Exercise goal >>
Can you transcribe every record below exactly as it appears?

Input material >>
**********
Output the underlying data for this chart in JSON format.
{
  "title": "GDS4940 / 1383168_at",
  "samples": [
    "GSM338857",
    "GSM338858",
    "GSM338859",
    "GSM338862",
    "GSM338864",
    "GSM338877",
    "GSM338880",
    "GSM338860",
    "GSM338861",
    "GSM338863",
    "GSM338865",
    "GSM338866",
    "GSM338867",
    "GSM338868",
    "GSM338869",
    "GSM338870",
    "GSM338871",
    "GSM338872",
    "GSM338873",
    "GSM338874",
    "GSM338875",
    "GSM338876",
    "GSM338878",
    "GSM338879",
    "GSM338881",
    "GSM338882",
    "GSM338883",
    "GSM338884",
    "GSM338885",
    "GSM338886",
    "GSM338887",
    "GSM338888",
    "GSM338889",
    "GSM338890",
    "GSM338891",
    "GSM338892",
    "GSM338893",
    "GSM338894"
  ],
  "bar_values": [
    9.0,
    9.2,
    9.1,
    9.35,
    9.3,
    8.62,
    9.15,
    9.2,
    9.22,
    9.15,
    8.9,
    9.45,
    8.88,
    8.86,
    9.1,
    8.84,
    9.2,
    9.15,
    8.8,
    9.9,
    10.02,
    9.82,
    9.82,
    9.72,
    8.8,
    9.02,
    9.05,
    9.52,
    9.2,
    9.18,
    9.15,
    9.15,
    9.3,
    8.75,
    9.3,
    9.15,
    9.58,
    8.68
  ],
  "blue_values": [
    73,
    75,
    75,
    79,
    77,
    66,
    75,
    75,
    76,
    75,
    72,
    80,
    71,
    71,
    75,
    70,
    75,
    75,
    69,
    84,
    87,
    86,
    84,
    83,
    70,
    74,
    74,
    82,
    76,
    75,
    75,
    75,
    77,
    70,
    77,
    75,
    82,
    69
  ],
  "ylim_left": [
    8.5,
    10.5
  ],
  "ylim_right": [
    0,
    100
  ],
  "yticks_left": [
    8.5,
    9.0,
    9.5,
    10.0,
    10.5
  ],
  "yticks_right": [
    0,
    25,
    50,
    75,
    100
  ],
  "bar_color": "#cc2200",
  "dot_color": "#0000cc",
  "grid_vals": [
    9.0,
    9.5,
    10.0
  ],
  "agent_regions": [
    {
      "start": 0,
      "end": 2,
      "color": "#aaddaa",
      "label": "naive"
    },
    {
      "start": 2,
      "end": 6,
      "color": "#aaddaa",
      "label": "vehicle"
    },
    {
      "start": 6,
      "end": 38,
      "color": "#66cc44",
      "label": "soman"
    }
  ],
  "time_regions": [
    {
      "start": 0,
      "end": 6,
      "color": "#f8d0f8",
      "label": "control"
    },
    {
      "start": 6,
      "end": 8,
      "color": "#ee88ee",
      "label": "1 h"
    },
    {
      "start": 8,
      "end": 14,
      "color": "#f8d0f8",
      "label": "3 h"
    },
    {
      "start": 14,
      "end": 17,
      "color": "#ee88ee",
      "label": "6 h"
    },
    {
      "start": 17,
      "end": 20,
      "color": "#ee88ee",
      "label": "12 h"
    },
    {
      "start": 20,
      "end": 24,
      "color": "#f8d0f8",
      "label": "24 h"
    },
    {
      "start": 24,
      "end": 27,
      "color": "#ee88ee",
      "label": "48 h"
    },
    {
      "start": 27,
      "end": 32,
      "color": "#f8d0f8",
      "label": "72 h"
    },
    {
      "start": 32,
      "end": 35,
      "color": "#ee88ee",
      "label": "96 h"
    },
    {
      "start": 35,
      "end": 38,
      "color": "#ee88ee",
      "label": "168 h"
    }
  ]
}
**********
Completed exercise >>
Output the underlying data for this chart in JSON format.
{
  "title": "GDS4940 / 1383168_at",
  "samples": [
    "GSM338857",
    "GSM338858",
    "GSM338859",
    "GSM338862",
    "GSM338864",
    "GSM338877",
    "GSM338880",
    "GSM338860",
    "GSM338861",
    "GSM338863",
    "GSM338865",
    "GSM338866",
    "GSM338867",
    "GSM338868",
    "GSM338869",
    "GSM338870",
    "GSM338871",
    "GSM338872",
    "GSM338873",
    "GSM338874",
    "GSM338875",
    "GSM338876",
    "GSM338878",
    "GSM338879",
    "GSM338881",
    "GSM338882",
    "GSM338883",
    "GSM338884",
    "GSM338885",
    "GSM338886",
    "GSM338887",
    "GSM338888",
    "GSM338889",
    "GSM338890",
    "GSM338891",
    "GSM338892",
    "GSM338893",
    "GSM338894"
  ],
  "bar_values": [
    9.0,
    9.2,
    9.1,
    9.35,
    9.3,
    8.62,
    9.15,
    9.2,
    9.22,
    9.15,
    8.9,
    9.45,
    8.88,
    8.86,
    9.1,
    8.84,
    9.2,
    9.15,
    8.8,
    9.9,
    10.02,
    9.82,
    9.82,
    9.72,
    8.8,
    9.02,
    9.05,
    9.52,
    9.2,
    9.18,
    9.15,
    9.15,
    9.3,
    8.75,
    9.3,
    9.15,
    9.58,
    8.68
  ],
  "blue_values": [
    73,
    75,
    75,
    79,
    77,
    66,
    75,
    75,
    76,
    75,
    72,
    80,
    71,
    71,
    75,
    70,
    75,
    75,
    69,
    84,
    87,
    86,
    84,
    83,
    70,
    74,
    74,
    82,
    76,
    75,
    75,
    75,
    77,
    70,
    77,
    75,
    82,
    69
  ],
  "ylim_left": [
    8.5,
    10.5
  ],
  "ylim_right": [
    0,
    100
  ],
  "yticks_left": [
    8.5,
    9.0,
    9.5,
    10.0,
    10.5
  ],
  "yticks_right": [
    0,
    25,
    50,
    75,
    100
  ],
  "bar_color": "#cc2200",
  "dot_color": "#0000cc",
  "grid_vals": [
    9.0,
    9.5,
    10.0
  ],
  "agent_regions": [
    {
      "start": 0,
      "end": 2,
      "color": "#aaddaa",
      "label": "naive"
    },
    {
      "start": 2,
      "end": 6,
      "color": "#aaddaa",
      "label": "vehicle"
    },
    {
      "start": 6,
      "end": 38,
      "color": "#66cc44",
      "label": "soman"
    }
  ],
  "time_regions": [
    {
      "start": 0,
      "end": 6,
      "color": "#f8d0f8",
      "label": "control"
    },
    {
      "start": 6,
      "end": 8,
      "color": "#ee88ee",
      "label": "1 h"
    },
    {
      "start": 8,
      "end": 14,
      "color": "#f8d0f8",
      "label": "3 h"
    },
    {
      "start": 14,
      "end": 17,
      "color": "#ee88ee",
      "label": "6 h"
    },
    {
      "start": 17,
      "end": 20,
      "color": "#ee88ee",
      "label": "12 h"
    },
    {
      "start": 20,
      "end": 24,
      "color": "#f8d0f8",
      "label": "24 h"
    },
    {
      "start": 24,
      "end": 27,
      "color": "#ee88ee",
      "label": "48 h"
    },
    {
      "start": 27,
      "end": 32,
      "color": "#f8d0f8",
      "label": "72 h"
    },
    {
      "start": 32,
      "end": 35,
      "color": "#ee88ee",
      "label": "96 h"
    },
    {
      "start": 35,
      "end": 38,
      "color": "#ee88ee",
      "label": "168 h"
    }
  ]
}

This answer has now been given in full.